*EXERCISE GOAL*
All of the data must be printed exactly; please include every line.

(Records from a data source)
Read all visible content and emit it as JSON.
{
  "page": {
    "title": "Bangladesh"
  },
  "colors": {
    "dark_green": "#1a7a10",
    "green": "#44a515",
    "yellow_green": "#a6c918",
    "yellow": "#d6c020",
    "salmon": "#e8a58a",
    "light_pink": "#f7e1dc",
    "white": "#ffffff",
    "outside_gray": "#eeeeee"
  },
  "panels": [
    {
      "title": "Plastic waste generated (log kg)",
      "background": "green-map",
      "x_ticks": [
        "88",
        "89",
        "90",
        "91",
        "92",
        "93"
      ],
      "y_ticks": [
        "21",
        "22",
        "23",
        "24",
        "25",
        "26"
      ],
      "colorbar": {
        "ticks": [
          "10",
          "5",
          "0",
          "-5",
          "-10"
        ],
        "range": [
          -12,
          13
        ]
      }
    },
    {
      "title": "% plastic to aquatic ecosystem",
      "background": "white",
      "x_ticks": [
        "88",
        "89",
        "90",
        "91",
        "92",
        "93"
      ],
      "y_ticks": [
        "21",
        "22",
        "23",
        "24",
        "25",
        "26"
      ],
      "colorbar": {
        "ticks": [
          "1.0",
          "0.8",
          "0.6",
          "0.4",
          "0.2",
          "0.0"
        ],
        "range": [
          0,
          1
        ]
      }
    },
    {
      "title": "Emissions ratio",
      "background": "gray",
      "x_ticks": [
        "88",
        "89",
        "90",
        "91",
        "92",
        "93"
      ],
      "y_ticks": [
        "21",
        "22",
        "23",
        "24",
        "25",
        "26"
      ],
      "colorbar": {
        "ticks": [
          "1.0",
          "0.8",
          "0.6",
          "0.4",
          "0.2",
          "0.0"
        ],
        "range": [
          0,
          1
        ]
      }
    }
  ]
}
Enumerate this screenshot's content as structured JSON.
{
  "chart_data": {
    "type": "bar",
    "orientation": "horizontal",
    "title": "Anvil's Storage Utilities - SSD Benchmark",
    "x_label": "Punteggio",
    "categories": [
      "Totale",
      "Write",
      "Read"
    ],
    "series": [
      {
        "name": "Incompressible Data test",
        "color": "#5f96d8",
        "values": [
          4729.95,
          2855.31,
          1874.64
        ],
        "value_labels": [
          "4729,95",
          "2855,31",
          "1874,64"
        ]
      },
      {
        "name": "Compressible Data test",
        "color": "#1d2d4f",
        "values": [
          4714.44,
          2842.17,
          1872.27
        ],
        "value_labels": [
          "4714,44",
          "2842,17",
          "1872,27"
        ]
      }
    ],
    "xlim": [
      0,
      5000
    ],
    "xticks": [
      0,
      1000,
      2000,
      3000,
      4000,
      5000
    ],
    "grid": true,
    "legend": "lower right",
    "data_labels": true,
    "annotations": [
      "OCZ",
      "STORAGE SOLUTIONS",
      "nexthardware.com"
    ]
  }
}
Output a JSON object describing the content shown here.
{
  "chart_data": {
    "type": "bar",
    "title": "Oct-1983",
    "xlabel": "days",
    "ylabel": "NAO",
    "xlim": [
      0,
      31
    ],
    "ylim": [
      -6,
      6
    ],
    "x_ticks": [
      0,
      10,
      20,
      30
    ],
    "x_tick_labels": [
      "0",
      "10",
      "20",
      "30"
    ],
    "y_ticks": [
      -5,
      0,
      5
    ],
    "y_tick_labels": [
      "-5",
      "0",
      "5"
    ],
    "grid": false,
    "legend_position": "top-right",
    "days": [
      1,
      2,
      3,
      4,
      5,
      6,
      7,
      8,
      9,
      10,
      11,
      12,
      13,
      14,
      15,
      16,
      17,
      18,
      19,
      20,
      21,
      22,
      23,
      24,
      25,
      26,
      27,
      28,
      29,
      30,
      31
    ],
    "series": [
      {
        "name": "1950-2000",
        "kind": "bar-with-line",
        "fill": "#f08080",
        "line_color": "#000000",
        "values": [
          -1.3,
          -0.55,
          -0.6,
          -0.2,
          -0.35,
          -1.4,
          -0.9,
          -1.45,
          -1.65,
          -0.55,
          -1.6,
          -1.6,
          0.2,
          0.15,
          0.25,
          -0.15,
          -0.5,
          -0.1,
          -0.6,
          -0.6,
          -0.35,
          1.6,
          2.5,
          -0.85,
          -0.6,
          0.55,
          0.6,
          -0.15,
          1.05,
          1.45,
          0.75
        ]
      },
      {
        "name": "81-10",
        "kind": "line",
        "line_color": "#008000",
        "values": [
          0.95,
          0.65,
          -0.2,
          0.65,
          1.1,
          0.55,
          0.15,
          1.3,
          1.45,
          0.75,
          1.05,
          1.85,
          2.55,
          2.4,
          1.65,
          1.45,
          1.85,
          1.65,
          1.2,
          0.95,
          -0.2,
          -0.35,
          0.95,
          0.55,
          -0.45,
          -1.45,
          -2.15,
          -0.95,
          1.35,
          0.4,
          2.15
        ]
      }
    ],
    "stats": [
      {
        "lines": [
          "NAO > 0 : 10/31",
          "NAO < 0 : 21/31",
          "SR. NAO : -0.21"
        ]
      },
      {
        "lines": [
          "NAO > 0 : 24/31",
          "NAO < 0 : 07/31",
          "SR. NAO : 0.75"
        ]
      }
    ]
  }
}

*FINISHED EXERCISE*
Read all visible content and emit it as JSON.
{
  "page": {
    "title": "Bangladesh"
  },
  "colors": {
    "dark_green": "#1a7a10",
    "green": "#44a515",
    "yellow_green": "#a6c918",
    "yellow": "#d6c020",
    "salmon": "#e8a58a",
    "light_pink": "#f7e1dc",
    "white": "#ffffff",
    "outside_gray": "#eeeeee"
  },
  "panels": [
    {
      "title": "Plastic waste generated (log kg)",
      "background": "green-map",
      "x_ticks": [
        "88",
        "89",
        "90",
        "91",
        "92",
        "93"
      ],
      "y_ticks": [
        "21",
        "22",
        "23",
        "24",
        "25",
        "26"
      ],
      "colorbar": {
        "ticks": [
          "10",
          "5",
          "0",
          "-5",
          "-10"
        ],
        "range": [
          -12,
          13
        ]
      }
    },
    {
      "title": "% plastic to aquatic ecosystem",
      "background": "white",
      "x_ticks": [
        "88",
        "89",
        "90",
        "91",
        "92",
        "93"
      ],
      "y_ticks": [
        "21",
        "22",
        "23",
        "24",
        "25",
        "26"
      ],
      "colorbar": {
        "ticks": [
          "1.0",
          "0.8",
          "0.6",
          "0.4",
          "0.2",
          "0.0"
        ],
        "range": [
          0,
          1
        ]
      }
    },
    {
      "title": "Emissions ratio",
      "background": "gray",
      "x_ticks": [
        "88",
        "89",
        "90",
        "91",
        "92",
        "93"
      ],
      "y_ticks": [
        "21",
        "22",
        "23",
        "24",
        "25",
        "26"
      ],
      "colorbar": {
        "ticks": [
          "1.0",
          "0.8",
          "0.6",
          "0.4",
          "0.2",
          "0.0"
        ],
        "range": [
          0,
          1
        ]
      }
    }
  ]
}
Enumerate this screenshot's content as structured JSON.
{
  "chart_data": {
    "type": "bar",
    "orientation": "horizontal",
    "title": "Anvil's Storage Utilities - SSD Benchmark",
    "x_label": "Punteggio",
    "categories": [
      "Totale",
      "Write",
      "Read"
    ],
    "series": [
      {
        "name": "Incompressible Data test",
        "color": "#5f96d8",
        "values": [
          4729.95,
          2855.31,
          1874.64
        ],
        "value_labels": [
          "4729,95",
          "2855,31",
          "1874,64"
        ]
      },
      {
        "name": "Compressible Data test",
        "color": "#1d2d4f",
        "values": [
          4714.44,
          2842.17,
          1872.27
        ],
        "value_labels": [
          "4714,44",
          "2842,17",
          "1872,27"
        ]
      }
    ],
    "xlim": [
      0,
      5000
    ],
    "xticks": [
      0,
      1000,
      2000,
      3000,
      4000,
      5000
    ],
    "grid": true,
    "legend": "lower right",
    "data_labels": true,
    "annotations": [
      "OCZ",
      "STORAGE SOLUTIONS",
      "nexthardware.com"
    ]
  }
}
Output a JSON object describing the content shown here.
{
  "chart_data": {
    "type": "bar",
    "title": "Oct-1983",
    "xlabel": "days",
    "ylabel": "NAO",
    "xlim": [
      0,
      31
    ],
    "ylim": [
      -6,
      6
    ],
    "x_ticks": [
      0,
      10,
      20,
      30
    ],
    "x_tick_labels": [
      "0",
      "10",
      "20",
      "30"
    ],
    "y_ticks": [
      -5,
      0,
      5
    ],
    "y_tick_labels": [
      "-5",
      "0",
      "5"
    ],
    "grid": false,
    "legend_position": "top-right",
    "days": [
      1,
      2,
      3,
      4,
      5,
      6,
      7,
      8,
      9,
      10,
      11,
      12,
      13,
      14,
      15,
      16,
      17,
      18,
      19,
      20,
      21,
      22,
      23,
      24,
      25,
      26,
      27,
      28,
      29,
      30,
      31
    ],
    "series": [
      {
        "name": "1950-2000",
        "kind": "bar-with-line",
        "fill": "#f08080",
        "line_color": "#000000",
        "values": [
          -1.3,
          -0.55,
          -0.6,
          -0.2,
          -0.35,
          -1.4,
          -0.9,
          -1.45,
          -1.65,
          -0.55,
          -1.6,
          -1.6,
          0.2,
          0.15,
          0.25,
          -0.15,
          -0.5,
          -0.1,
          -0.6,
          -0.6,
          -0.35,
          1.6,
          2.5,
          -0.85,
          -0.6,
          0.55,
          0.6,
          -0.15,
          1.05,
          1.45,
          0.75
        ]
      },
      {
        "name": "81-10",
        "kind": "line",
        "line_color": "#008000",
        "values": [
          0.95,
          0.65,
          -0.2,
          0.65,
          1.1,
          0.55,
          0.15,
          1.3,
          1.45,
          0.75,
          1.05,
          1.85,
          2.55,
          2.4,
          1.65,
          1.45,
          1.85,
          1.65,
          1.2,
          0.95,
          -0.2,
          -0.35,
          0.95,
          0.55,
          -0.45,
          -1.45,
          -2.15,
          -0.95,
          1.35,
          0.4,
          2.15
        ]
      }
    ],
    "stats": [
      {
        "lines": [
          "NAO > 0 : 10/31",
          "NAO < 0 : 21/31",
          "SR. NAO : -0.21"
        ]
      },
      {
        "lines": [
          "NAO > 0 : 24/31",
          "NAO < 0 : 07/31",
          "SR. NAO : 0.75"
        ]
      }
    ]
  }
}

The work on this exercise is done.